- Written problem: Reproduce every line of the data below without any alteration.

(Recorded data)
==*==
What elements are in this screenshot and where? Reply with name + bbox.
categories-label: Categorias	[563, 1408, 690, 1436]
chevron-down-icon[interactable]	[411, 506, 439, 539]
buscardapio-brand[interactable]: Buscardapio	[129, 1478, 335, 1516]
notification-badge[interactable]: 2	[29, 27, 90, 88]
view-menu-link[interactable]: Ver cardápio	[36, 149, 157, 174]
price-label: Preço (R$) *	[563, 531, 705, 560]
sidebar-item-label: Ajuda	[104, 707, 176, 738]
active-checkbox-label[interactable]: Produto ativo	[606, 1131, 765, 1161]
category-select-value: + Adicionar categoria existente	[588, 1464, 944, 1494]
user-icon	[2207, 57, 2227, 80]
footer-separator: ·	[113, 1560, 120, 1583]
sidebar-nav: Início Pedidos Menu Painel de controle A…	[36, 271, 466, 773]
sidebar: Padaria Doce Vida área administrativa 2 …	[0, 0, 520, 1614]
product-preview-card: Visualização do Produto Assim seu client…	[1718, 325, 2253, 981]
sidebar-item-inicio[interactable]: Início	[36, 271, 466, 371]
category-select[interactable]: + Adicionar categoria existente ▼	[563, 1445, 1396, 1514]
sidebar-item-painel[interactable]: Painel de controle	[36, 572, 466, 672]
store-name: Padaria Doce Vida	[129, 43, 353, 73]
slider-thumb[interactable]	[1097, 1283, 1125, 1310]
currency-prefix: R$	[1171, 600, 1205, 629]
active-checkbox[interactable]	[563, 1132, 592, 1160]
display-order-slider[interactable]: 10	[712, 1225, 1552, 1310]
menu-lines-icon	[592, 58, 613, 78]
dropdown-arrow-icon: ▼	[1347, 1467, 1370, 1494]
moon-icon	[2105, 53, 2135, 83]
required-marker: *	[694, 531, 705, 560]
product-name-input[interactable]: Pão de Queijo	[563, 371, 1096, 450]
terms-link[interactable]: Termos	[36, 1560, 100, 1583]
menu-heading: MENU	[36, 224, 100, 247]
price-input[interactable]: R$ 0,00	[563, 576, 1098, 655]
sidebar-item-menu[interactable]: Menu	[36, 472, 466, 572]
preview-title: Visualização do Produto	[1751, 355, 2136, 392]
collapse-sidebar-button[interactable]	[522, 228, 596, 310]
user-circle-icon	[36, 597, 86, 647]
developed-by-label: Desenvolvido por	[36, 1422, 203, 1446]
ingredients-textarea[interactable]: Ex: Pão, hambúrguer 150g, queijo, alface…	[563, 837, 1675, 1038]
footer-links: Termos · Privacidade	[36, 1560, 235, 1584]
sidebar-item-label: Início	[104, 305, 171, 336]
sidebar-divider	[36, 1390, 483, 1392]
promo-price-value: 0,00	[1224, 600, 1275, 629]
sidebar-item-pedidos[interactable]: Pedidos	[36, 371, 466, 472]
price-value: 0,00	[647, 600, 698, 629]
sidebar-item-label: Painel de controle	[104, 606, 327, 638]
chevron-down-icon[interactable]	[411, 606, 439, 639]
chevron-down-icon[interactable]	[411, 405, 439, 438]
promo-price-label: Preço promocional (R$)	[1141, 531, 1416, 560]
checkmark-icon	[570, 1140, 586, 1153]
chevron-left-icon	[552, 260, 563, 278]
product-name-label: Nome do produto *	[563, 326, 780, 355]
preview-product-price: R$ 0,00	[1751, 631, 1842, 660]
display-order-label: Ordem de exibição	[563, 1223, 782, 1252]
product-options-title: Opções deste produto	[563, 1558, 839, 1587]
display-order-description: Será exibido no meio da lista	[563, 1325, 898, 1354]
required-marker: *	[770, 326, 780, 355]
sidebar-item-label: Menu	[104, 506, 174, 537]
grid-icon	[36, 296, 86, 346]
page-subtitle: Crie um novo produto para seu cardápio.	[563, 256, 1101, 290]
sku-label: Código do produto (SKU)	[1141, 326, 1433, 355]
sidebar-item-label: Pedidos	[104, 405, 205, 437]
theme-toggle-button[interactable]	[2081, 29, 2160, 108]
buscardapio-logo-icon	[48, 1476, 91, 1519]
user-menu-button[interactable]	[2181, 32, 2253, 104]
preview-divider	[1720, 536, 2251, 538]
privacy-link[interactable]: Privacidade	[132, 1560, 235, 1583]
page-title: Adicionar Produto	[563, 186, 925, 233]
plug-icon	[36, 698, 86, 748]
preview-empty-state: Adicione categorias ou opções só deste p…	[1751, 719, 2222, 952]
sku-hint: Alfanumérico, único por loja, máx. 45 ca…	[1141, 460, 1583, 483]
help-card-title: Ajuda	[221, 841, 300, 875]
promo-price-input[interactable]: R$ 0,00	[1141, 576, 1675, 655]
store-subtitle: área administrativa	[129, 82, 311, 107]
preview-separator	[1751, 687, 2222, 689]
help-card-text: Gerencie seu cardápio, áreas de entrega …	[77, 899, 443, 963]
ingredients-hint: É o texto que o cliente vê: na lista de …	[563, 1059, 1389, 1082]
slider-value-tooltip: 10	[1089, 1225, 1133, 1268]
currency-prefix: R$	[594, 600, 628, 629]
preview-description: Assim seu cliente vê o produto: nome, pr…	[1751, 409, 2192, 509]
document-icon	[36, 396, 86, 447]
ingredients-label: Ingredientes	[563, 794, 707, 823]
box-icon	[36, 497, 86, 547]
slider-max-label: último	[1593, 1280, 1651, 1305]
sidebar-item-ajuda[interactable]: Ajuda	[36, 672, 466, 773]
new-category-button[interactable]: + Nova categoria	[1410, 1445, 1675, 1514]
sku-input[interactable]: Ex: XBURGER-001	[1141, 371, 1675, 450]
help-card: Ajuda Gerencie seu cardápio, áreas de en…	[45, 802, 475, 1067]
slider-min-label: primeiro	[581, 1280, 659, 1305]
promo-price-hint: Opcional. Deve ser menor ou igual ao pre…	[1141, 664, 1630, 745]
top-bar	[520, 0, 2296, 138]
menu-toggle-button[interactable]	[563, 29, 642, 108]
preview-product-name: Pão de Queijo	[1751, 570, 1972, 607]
==*==
- Result for this exercise:
What elements are in this screenshot and where? Reply with name + bbox.
categories-label: Categorias	[563, 1408, 690, 1436]
chevron-down-icon[interactable]	[411, 506, 439, 539]
buscardapio-brand[interactable]: Buscardapio	[129, 1478, 335, 1516]
notification-badge[interactable]: 2	[29, 27, 90, 88]
view-menu-link[interactable]: Ver cardápio	[36, 149, 157, 174]
price-label: Preço (R$) *	[563, 531, 705, 560]
sidebar-item-label: Ajuda	[104, 707, 176, 738]
active-checkbox-label[interactable]: Produto ativo	[606, 1131, 765, 1161]
category-select-value: + Adicionar categoria existente	[588, 1464, 944, 1494]
user-icon	[2207, 57, 2227, 80]
footer-separator: ·	[113, 1560, 120, 1583]
sidebar-nav: Início Pedidos Menu Painel de controle A…	[36, 271, 466, 773]
sidebar: Padaria Doce Vida área administrativa 2 …	[0, 0, 520, 1614]
product-preview-card: Visualização do Produto Assim seu client…	[1718, 325, 2253, 981]
sidebar-item-inicio[interactable]: Início	[36, 271, 466, 371]
category-select[interactable]: + Adicionar categoria existente ▼	[563, 1445, 1396, 1514]
sidebar-item-painel[interactable]: Painel de controle	[36, 572, 466, 672]
store-name: Padaria Doce Vida	[129, 43, 353, 73]
slider-thumb[interactable]	[1097, 1283, 1125, 1310]
currency-prefix: R$	[1171, 600, 1205, 629]
active-checkbox[interactable]	[563, 1132, 592, 1160]
display-order-slider[interactable]: 10	[712, 1225, 1552, 1310]
menu-lines-icon	[592, 58, 613, 78]
dropdown-arrow-icon: ▼	[1347, 1467, 1370, 1494]
moon-icon	[2105, 53, 2135, 83]
required-marker: *	[694, 531, 705, 560]
product-name-input[interactable]: Pão de Queijo	[563, 371, 1096, 450]
terms-link[interactable]: Termos	[36, 1560, 100, 1583]
menu-heading: MENU	[36, 224, 100, 247]
price-input[interactable]: R$ 0,00	[563, 576, 1098, 655]
sidebar-item-menu[interactable]: Menu	[36, 472, 466, 572]
preview-title: Visualização do Produto	[1751, 355, 2136, 392]
collapse-sidebar-button[interactable]	[522, 228, 596, 310]
user-circle-icon	[36, 597, 86, 647]
developed-by-label: Desenvolvido por	[36, 1422, 203, 1446]
ingredients-textarea[interactable]: Ex: Pão, hambúrguer 150g, queijo, alface…	[563, 837, 1675, 1038]
footer-links: Termos · Privacidade	[36, 1560, 235, 1584]
sidebar-item-label: Início	[104, 305, 171, 336]
sidebar-divider	[36, 1390, 483, 1392]
promo-price-value: 0,00	[1224, 600, 1275, 629]
sidebar-item-pedidos[interactable]: Pedidos	[36, 371, 466, 472]
price-value: 0,00	[647, 600, 698, 629]
sidebar-item-label: Painel de controle	[104, 606, 327, 638]
chevron-down-icon[interactable]	[411, 606, 439, 639]
chevron-down-icon[interactable]	[411, 405, 439, 438]
promo-price-label: Preço promocional (R$)	[1141, 531, 1416, 560]
checkmark-icon	[570, 1140, 586, 1153]
chevron-left-icon	[552, 260, 563, 278]
product-name-label: Nome do produto *	[563, 326, 780, 355]
preview-product-price: R$ 0,00	[1751, 631, 1842, 660]
display-order-label: Ordem de exibição	[563, 1223, 782, 1252]
product-options-title: Opções deste produto	[563, 1558, 839, 1587]
display-order-description: Será exibido no meio da lista	[563, 1325, 898, 1354]
required-marker: *	[770, 326, 780, 355]
sidebar-item-label: Menu	[104, 506, 174, 537]
grid-icon	[36, 296, 86, 346]
page-subtitle: Crie um novo produto para seu cardápio.	[563, 256, 1101, 290]
sku-label: Código do produto (SKU)	[1141, 326, 1433, 355]
sidebar-item-label: Pedidos	[104, 405, 205, 437]
theme-toggle-button[interactable]	[2081, 29, 2160, 108]
buscardapio-logo-icon	[48, 1476, 91, 1519]
user-menu-button[interactable]	[2181, 32, 2253, 104]
preview-divider	[1720, 536, 2251, 538]
privacy-link[interactable]: Privacidade	[132, 1560, 235, 1583]
page-title: Adicionar Produto	[563, 186, 925, 233]
plug-icon	[36, 698, 86, 748]
preview-empty-state: Adicione categorias ou opções só deste p…	[1751, 719, 2222, 952]
sku-hint: Alfanumérico, único por loja, máx. 45 ca…	[1141, 460, 1583, 483]
help-card-title: Ajuda	[221, 841, 300, 875]
promo-price-input[interactable]: R$ 0,00	[1141, 576, 1675, 655]
store-subtitle: área administrativa	[129, 82, 311, 107]
preview-separator	[1751, 687, 2222, 689]
help-card-text: Gerencie seu cardápio, áreas de entrega …	[77, 899, 443, 963]
ingredients-hint: É o texto que o cliente vê: na lista de …	[563, 1059, 1389, 1082]
slider-value-tooltip: 10	[1089, 1225, 1133, 1268]
currency-prefix: R$	[594, 600, 628, 629]
preview-description: Assim seu cliente vê o produto: nome, pr…	[1751, 409, 2192, 509]
document-icon	[36, 396, 86, 447]
ingredients-label: Ingredientes	[563, 794, 707, 823]
box-icon	[36, 497, 86, 547]
slider-max-label: último	[1593, 1280, 1651, 1305]
sidebar-item-ajuda[interactable]: Ajuda	[36, 672, 466, 773]
new-category-button[interactable]: + Nova categoria	[1410, 1445, 1675, 1514]
sku-input[interactable]: Ex: XBURGER-001	[1141, 371, 1675, 450]
help-card: Ajuda Gerencie seu cardápio, áreas de en…	[45, 802, 475, 1067]
slider-min-label: primeiro	[581, 1280, 659, 1305]
promo-price-hint: Opcional. Deve ser menor ou igual ao pre…	[1141, 664, 1630, 745]
top-bar	[520, 0, 2296, 138]
menu-toggle-button[interactable]	[563, 29, 642, 108]
preview-product-name: Pão de Queijo	[1751, 570, 1972, 607]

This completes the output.